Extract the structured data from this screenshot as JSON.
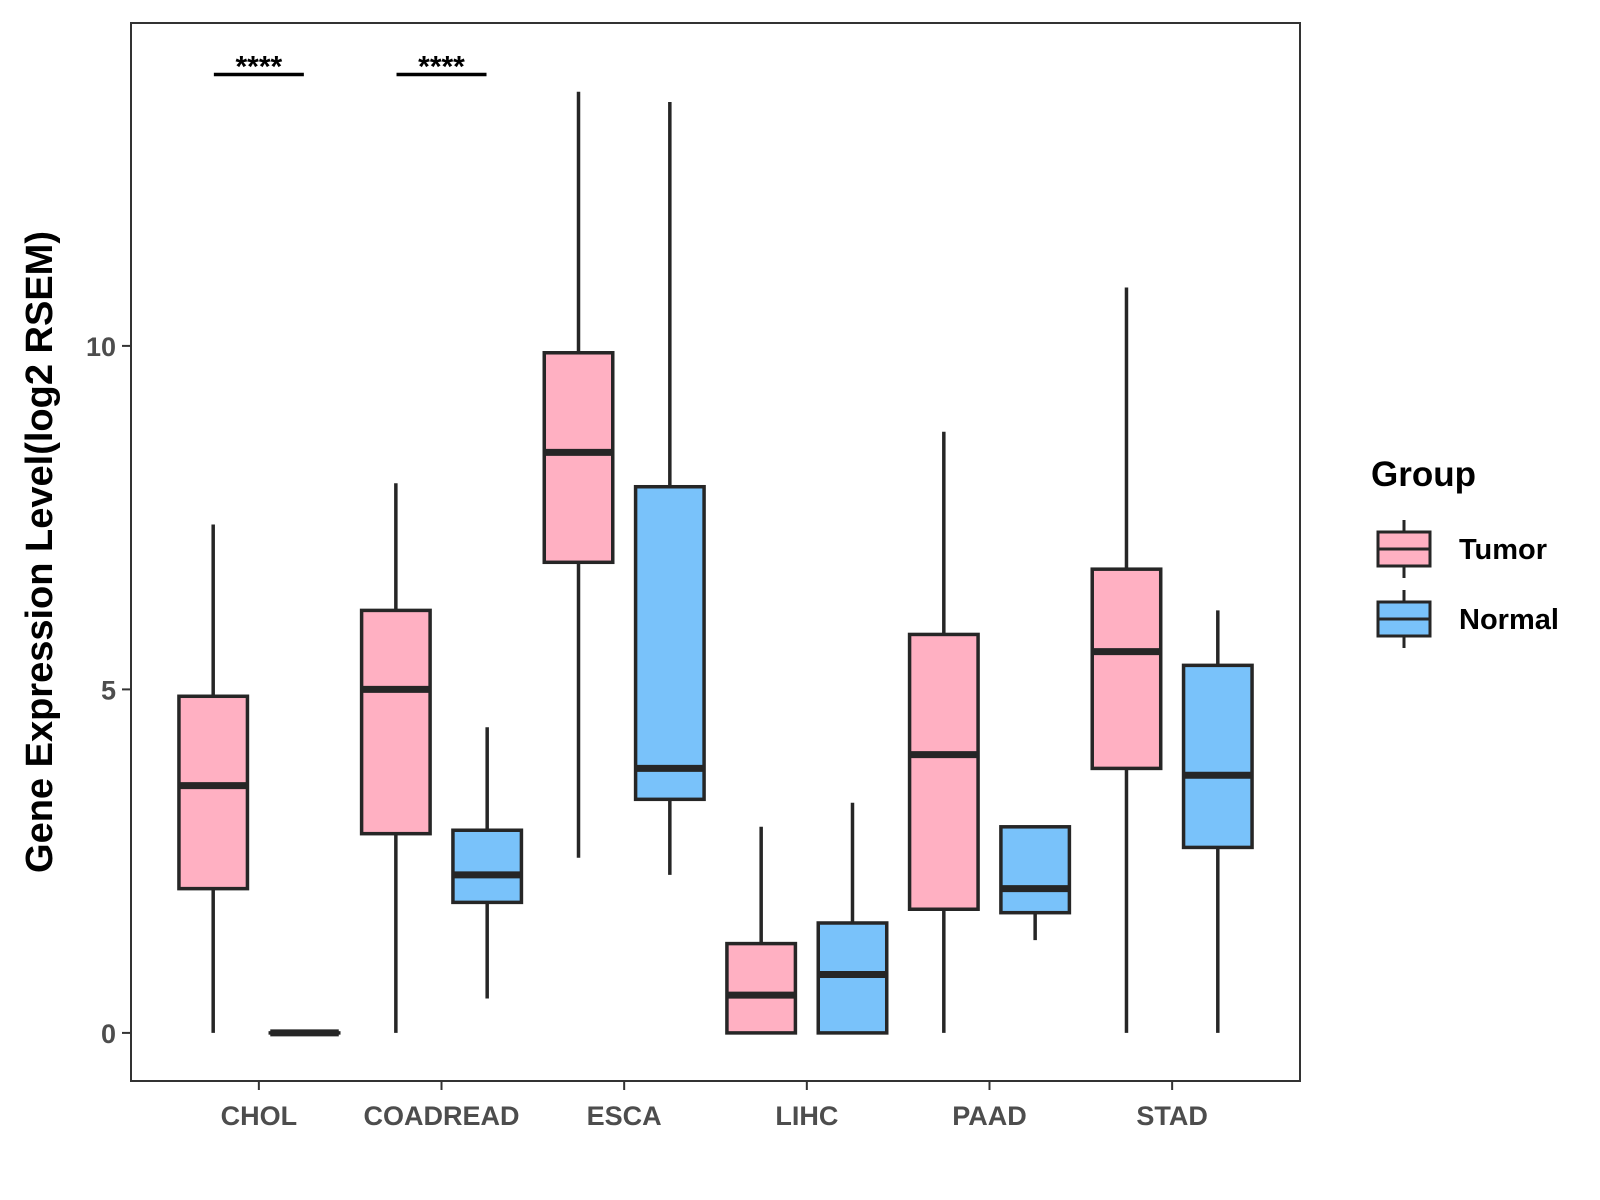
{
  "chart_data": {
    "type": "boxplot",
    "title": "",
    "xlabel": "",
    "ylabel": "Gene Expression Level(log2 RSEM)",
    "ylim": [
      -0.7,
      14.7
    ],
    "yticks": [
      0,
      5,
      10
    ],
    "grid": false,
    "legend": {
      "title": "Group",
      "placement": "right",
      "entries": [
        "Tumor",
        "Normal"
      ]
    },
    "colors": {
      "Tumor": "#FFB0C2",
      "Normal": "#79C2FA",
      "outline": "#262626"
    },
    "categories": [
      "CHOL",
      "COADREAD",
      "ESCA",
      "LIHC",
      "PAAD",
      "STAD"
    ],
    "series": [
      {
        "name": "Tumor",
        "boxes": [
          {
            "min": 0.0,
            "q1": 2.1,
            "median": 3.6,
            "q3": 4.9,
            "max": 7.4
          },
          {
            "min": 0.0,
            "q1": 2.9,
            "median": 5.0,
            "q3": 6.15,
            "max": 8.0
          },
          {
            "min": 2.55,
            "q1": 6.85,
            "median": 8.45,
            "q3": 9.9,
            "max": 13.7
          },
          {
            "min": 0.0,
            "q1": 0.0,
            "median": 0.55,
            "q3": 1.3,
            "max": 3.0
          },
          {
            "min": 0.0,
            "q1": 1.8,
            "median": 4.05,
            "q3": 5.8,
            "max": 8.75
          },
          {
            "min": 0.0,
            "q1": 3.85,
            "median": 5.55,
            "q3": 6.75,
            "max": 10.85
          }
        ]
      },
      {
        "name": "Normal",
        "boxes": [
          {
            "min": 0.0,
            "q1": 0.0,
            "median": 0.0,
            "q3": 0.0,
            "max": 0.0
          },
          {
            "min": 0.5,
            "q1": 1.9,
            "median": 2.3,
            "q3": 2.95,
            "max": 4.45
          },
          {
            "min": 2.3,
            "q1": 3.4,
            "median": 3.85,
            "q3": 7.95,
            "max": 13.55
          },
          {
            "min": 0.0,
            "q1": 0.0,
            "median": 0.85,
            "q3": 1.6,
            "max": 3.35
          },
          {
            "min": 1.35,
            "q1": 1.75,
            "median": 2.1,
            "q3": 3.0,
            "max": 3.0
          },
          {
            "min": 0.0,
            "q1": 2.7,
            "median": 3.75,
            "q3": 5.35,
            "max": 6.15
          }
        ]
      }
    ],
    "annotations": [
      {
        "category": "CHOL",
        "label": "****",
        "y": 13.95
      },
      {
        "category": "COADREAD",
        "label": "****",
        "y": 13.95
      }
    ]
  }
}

------

ACTION ITEM: Search the data above for "median" and copy every line where it turns up.

TASK SOLUTION:
            "median": 3.6,
            "median": 5.0,
            "median": 8.45,
            "median": 0.55,
            "median": 4.05,
            "median": 5.55,
            "median": 0.0,
            "median": 2.3,
            "median": 3.85,
            "median": 0.85,
            "median": 2.1,
            "median": 3.75,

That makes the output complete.